## WHAT THE TASK ASKS:
Output every record word for word.

(Extracted records)
──────────
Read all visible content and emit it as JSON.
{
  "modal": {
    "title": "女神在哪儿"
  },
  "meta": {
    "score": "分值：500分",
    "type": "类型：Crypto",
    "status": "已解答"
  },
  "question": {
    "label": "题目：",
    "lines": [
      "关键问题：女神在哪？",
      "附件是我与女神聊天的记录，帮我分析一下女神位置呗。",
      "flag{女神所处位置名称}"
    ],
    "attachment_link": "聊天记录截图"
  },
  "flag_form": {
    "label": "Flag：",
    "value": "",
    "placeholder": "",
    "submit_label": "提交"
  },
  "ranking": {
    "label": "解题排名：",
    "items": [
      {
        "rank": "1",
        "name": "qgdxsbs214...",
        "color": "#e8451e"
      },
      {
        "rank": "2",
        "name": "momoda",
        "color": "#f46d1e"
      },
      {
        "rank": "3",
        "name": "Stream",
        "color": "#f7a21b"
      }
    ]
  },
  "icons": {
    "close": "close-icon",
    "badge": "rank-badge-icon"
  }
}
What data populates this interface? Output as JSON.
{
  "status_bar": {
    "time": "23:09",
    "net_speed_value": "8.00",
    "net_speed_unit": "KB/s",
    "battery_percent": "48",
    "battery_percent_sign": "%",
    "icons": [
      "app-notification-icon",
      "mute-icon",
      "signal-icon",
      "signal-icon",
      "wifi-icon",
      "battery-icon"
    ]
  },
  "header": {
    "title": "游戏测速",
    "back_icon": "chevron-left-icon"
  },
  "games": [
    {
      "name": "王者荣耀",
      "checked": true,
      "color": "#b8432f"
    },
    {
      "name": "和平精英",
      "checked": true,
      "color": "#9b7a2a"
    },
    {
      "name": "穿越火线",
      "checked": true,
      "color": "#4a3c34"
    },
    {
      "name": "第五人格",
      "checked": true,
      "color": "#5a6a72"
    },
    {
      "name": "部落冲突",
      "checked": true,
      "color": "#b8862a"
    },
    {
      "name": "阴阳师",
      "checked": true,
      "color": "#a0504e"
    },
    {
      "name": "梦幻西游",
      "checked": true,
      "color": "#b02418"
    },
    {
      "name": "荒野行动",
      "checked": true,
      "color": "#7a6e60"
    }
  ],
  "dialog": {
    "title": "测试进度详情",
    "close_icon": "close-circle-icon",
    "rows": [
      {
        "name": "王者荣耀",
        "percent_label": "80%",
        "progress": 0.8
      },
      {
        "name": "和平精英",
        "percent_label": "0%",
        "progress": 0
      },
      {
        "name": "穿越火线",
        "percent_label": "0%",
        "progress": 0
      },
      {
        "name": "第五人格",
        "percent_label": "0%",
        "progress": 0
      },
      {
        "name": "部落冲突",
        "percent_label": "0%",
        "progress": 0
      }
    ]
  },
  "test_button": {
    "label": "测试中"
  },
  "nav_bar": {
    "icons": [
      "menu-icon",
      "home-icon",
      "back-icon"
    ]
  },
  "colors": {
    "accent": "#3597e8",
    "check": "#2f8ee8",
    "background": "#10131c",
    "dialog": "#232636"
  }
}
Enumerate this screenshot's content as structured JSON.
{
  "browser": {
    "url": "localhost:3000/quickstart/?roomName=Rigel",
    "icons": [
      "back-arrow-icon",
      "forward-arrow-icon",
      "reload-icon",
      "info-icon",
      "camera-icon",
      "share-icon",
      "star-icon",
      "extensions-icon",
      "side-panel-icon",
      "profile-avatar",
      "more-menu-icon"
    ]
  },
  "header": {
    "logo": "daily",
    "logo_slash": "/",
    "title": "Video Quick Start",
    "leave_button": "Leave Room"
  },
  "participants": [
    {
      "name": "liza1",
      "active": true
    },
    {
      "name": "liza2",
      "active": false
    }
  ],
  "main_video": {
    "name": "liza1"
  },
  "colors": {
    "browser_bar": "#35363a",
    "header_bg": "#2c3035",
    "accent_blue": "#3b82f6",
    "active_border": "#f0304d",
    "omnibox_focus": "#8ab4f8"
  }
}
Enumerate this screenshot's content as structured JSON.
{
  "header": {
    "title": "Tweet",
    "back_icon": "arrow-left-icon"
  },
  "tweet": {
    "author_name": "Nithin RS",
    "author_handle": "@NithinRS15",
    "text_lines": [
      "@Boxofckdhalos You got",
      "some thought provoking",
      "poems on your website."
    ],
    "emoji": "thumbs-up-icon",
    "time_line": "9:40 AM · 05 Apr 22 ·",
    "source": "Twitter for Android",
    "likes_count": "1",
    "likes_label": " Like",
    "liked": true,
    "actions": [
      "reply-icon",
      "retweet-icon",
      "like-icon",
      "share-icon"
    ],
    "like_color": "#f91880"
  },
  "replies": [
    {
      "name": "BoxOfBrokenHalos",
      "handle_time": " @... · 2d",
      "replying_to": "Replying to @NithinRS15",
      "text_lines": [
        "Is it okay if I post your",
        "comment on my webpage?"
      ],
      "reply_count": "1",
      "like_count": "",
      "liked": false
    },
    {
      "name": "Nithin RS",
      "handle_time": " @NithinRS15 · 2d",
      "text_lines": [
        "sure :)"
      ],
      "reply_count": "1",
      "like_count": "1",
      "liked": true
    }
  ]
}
──────────
## TASK OUTPUT:
Read all visible content and emit it as JSON.
{
  "modal": {
    "title": "女神在哪儿"
  },
  "meta": {
    "score": "分值：500分",
    "type": "类型：Crypto",
    "status": "已解答"
  },
  "question": {
    "label": "题目：",
    "lines": [
      "关键问题：女神在哪？",
      "附件是我与女神聊天的记录，帮我分析一下女神位置呗。",
      "flag{女神所处位置名称}"
    ],
    "attachment_link": "聊天记录截图"
  },
  "flag_form": {
    "label": "Flag：",
    "value": "",
    "placeholder": "",
    "submit_label": "提交"
  },
  "ranking": {
    "label": "解题排名：",
    "items": [
      {
        "rank": "1",
        "name": "qgdxsbs214...",
        "color": "#e8451e"
      },
      {
        "rank": "2",
        "name": "momoda",
        "color": "#f46d1e"
      },
      {
        "rank": "3",
        "name": "Stream",
        "color": "#f7a21b"
      }
    ]
  },
  "icons": {
    "close": "close-icon",
    "badge": "rank-badge-icon"
  }
}
What data populates this interface? Output as JSON.
{
  "status_bar": {
    "time": "23:09",
    "net_speed_value": "8.00",
    "net_speed_unit": "KB/s",
    "battery_percent": "48",
    "battery_percent_sign": "%",
    "icons": [
      "app-notification-icon",
      "mute-icon",
      "signal-icon",
      "signal-icon",
      "wifi-icon",
      "battery-icon"
    ]
  },
  "header": {
    "title": "游戏测速",
    "back_icon": "chevron-left-icon"
  },
  "games": [
    {
      "name": "王者荣耀",
      "checked": true,
      "color": "#b8432f"
    },
    {
      "name": "和平精英",
      "checked": true,
      "color": "#9b7a2a"
    },
    {
      "name": "穿越火线",
      "checked": true,
      "color": "#4a3c34"
    },
    {
      "name": "第五人格",
      "checked": true,
      "color": "#5a6a72"
    },
    {
      "name": "部落冲突",
      "checked": true,
      "color": "#b8862a"
    },
    {
      "name": "阴阳师",
      "checked": true,
      "color": "#a0504e"
    },
    {
      "name": "梦幻西游",
      "checked": true,
      "color": "#b02418"
    },
    {
      "name": "荒野行动",
      "checked": true,
      "color": "#7a6e60"
    }
  ],
  "dialog": {
    "title": "测试进度详情",
    "close_icon": "close-circle-icon",
    "rows": [
      {
        "name": "王者荣耀",
        "percent_label": "80%",
        "progress": 0.8
      },
      {
        "name": "和平精英",
        "percent_label": "0%",
        "progress": 0
      },
      {
        "name": "穿越火线",
        "percent_label": "0%",
        "progress": 0
      },
      {
        "name": "第五人格",
        "percent_label": "0%",
        "progress": 0
      },
      {
        "name": "部落冲突",
        "percent_label": "0%",
        "progress": 0
      }
    ]
  },
  "test_button": {
    "label": "测试中"
  },
  "nav_bar": {
    "icons": [
      "menu-icon",
      "home-icon",
      "back-icon"
    ]
  },
  "colors": {
    "accent": "#3597e8",
    "check": "#2f8ee8",
    "background": "#10131c",
    "dialog": "#232636"
  }
}
Enumerate this screenshot's content as structured JSON.
{
  "browser": {
    "url": "localhost:3000/quickstart/?roomName=Rigel",
    "icons": [
      "back-arrow-icon",
      "forward-arrow-icon",
      "reload-icon",
      "info-icon",
      "camera-icon",
      "share-icon",
      "star-icon",
      "extensions-icon",
      "side-panel-icon",
      "profile-avatar",
      "more-menu-icon"
    ]
  },
  "header": {
    "logo": "daily",
    "logo_slash": "/",
    "title": "Video Quick Start",
    "leave_button": "Leave Room"
  },
  "participants": [
    {
      "name": "liza1",
      "active": true
    },
    {
      "name": "liza2",
      "active": false
    }
  ],
  "main_video": {
    "name": "liza1"
  },
  "colors": {
    "browser_bar": "#35363a",
    "header_bg": "#2c3035",
    "accent_blue": "#3b82f6",
    "active_border": "#f0304d",
    "omnibox_focus": "#8ab4f8"
  }
}
Enumerate this screenshot's content as structured JSON.
{
  "header": {
    "title": "Tweet",
    "back_icon": "arrow-left-icon"
  },
  "tweet": {
    "author_name": "Nithin RS",
    "author_handle": "@NithinRS15",
    "text_lines": [
      "@Boxofckdhalos You got",
      "some thought provoking",
      "poems on your website."
    ],
    "emoji": "thumbs-up-icon",
    "time_line": "9:40 AM · 05 Apr 22 ·",
    "source": "Twitter for Android",
    "likes_count": "1",
    "likes_label": " Like",
    "liked": true,
    "actions": [
      "reply-icon",
      "retweet-icon",
      "like-icon",
      "share-icon"
    ],
    "like_color": "#f91880"
  },
  "replies": [
    {
      "name": "BoxOfBrokenHalos",
      "handle_time": " @... · 2d",
      "replying_to": "Replying to @NithinRS15",
      "text_lines": [
        "Is it okay if I post your",
        "comment on my webpage?"
      ],
      "reply_count": "1",
      "like_count": "",
      "liked": false
    },
    {
      "name": "Nithin RS",
      "handle_time": " @NithinRS15 · 2d",
      "text_lines": [
        "sure :)"
      ],
      "reply_count": "1",
      "like_count": "1",
      "liked": true
    }
  ]
}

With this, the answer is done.